[Stored records]
* * * *
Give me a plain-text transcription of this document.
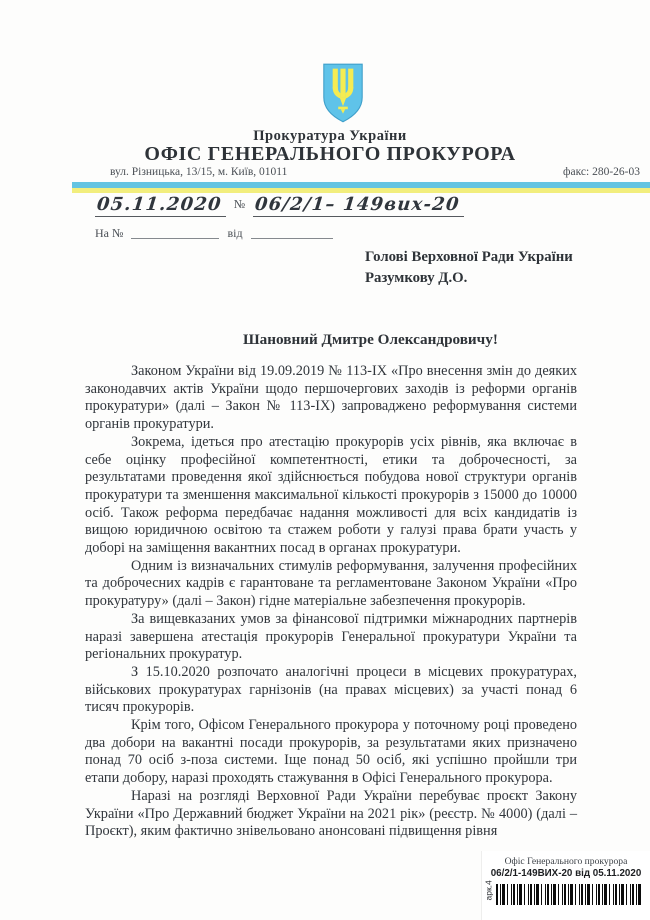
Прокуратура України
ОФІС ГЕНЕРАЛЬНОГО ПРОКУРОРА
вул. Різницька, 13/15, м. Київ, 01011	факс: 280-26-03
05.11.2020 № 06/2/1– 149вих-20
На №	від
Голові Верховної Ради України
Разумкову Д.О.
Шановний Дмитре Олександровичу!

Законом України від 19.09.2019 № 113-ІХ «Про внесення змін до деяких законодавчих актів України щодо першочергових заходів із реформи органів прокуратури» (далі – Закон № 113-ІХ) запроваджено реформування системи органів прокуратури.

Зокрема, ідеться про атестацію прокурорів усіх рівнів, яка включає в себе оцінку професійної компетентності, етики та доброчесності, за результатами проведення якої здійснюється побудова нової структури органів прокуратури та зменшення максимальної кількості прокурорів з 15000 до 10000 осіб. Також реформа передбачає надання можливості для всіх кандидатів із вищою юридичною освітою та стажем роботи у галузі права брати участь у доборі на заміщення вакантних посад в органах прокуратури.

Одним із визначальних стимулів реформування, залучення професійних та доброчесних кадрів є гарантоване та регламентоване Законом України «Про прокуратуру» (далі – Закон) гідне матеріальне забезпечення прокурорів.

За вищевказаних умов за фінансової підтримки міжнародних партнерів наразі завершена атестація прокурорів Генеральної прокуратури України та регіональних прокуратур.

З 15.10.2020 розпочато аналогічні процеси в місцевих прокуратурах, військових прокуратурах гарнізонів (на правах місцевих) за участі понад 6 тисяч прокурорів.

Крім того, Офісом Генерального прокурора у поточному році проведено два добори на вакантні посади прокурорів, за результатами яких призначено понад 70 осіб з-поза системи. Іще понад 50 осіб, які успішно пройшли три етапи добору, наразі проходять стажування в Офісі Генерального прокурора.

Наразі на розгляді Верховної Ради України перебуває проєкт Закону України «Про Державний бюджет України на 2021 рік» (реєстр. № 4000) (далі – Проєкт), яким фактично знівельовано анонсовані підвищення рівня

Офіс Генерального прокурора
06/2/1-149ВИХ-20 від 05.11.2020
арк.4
* * * *
→ **REQUIRED TASK**
From the entries above, select each line containing the string "Ради".

→ **EXPECTED ANSWER**
Голові Верховної Ради України
Наразі на розгляді Верховної Ради України перебуває проєкт Закону України «Про Державний бюджет України на 2021 рік» (реєстр. № 4000) (далі – Проєкт), яким фактично знівельовано анонсовані підвищення рівня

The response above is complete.